(CONSIGNE 1)
Selon le texte sur la captation directe de carbone, quelle quantité de CO2 la DAC capturerait-elle en 2050 dans le scénario visant le net-zero à cette date ?
(CONSIGNE 2)
Recopiez fidèlement le passage du texte sur la captation directe de carbone, de « Le rapport publié » à « et ses perspectives. ».

(TEXTE)
Direct Air Capture 2022, rapport de l’IAE, avril 2022

Le rapport publié par l’IEA en avril 2022, « Direct Air Capture 2022« , fait un point sur la captation directe de carbone, son développement et ses perspectives.


Nous allons commenter ici un rapport sur ce sujet: IEA (2022), Direct Air Capture 2022, IEA, Paris https://www.iea.org/reports/direct-air-capture-2022, License: CC BY 4.0

Selon l’IAE, la DAC jouera un rôle important et croissant dans les trajectoires net-zero. Cela permet de gérer les émissions difficiles à empêcher, comme les vols longue distance, et d’absorber même les émissions passées. Dans le scénario de l’IAE visant net-zero en 2050, la DAC capturerait plus de 85 millions de tonnes de CO2 en 2030 et 980Mn en 2050. 350 de ces 980Mn de tonnes seraient utilisés pour produire des carburants de synthèse. Au total, la technologie capturerait 12 Gt de CO 2 entre 2020 et 2050, soit 11% de l’augmentation de capture de CO2 sur cette période.

(DONNÉES FOURNIES)

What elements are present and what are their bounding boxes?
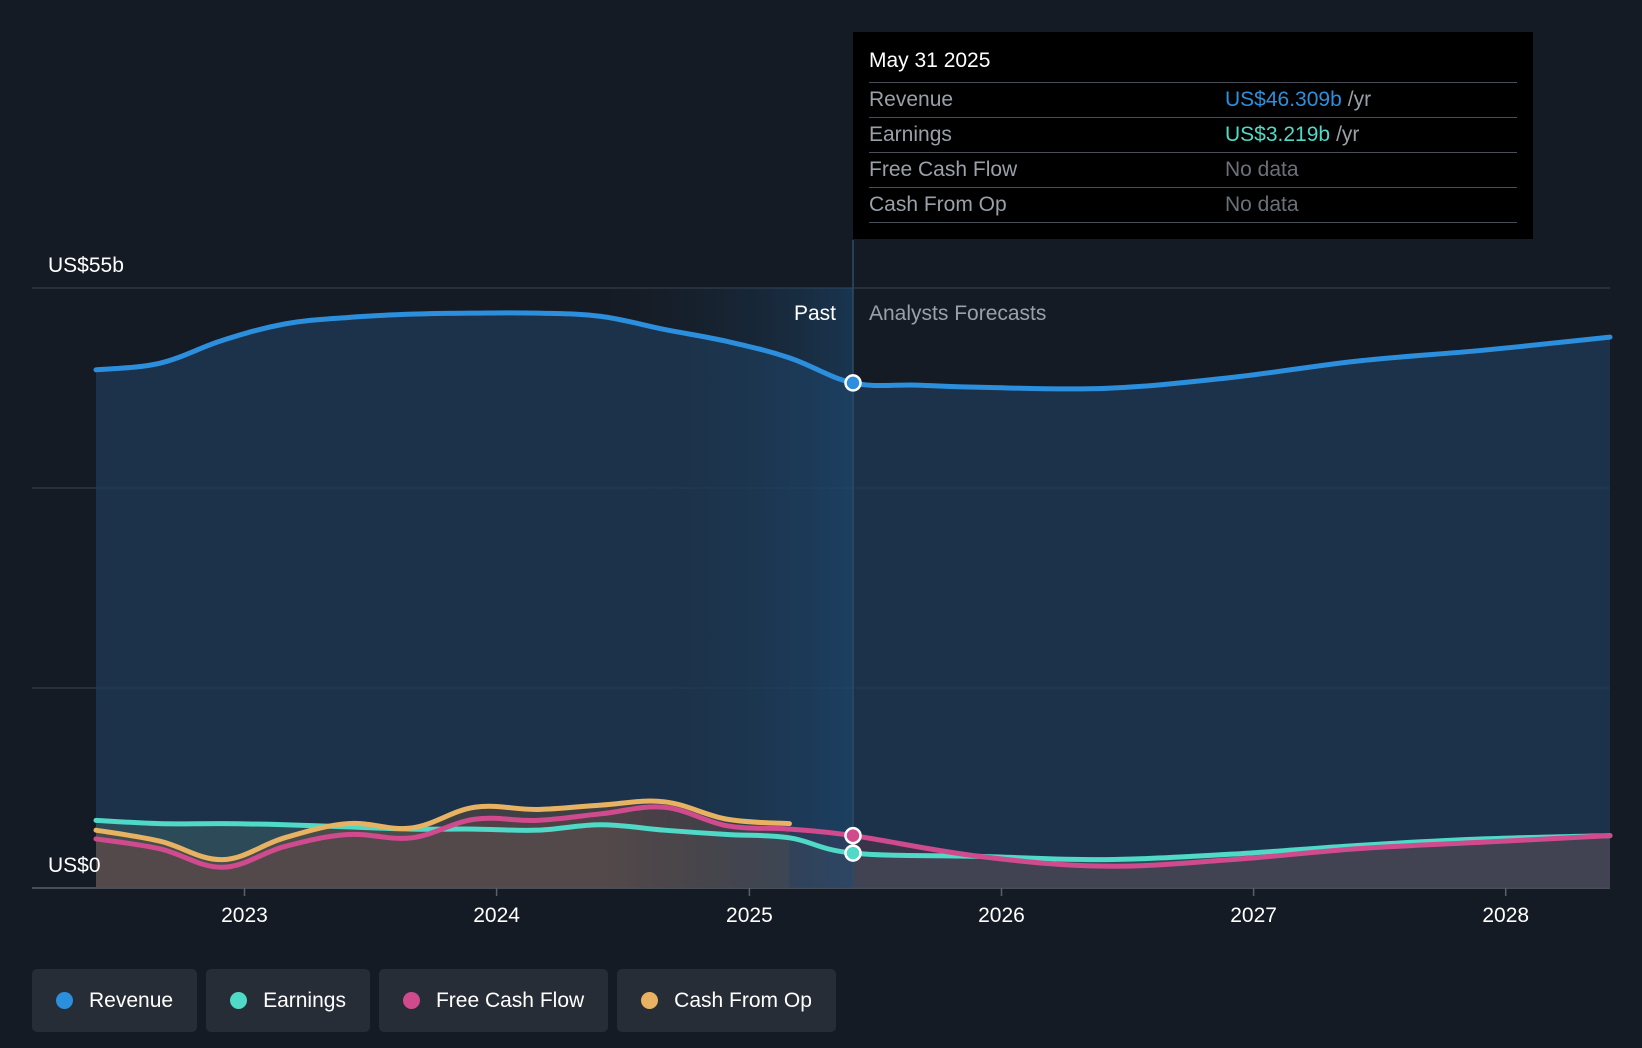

(RÉPONSE FINALE 1)
980 millions de tonnes de CO2.

(RÉPONSE FINALE 2)
Le rapport publié par l’IEA en avril 2022, « Direct Air Capture 2022« , fait un point sur la captation directe de carbone, son développement et ses perspectives.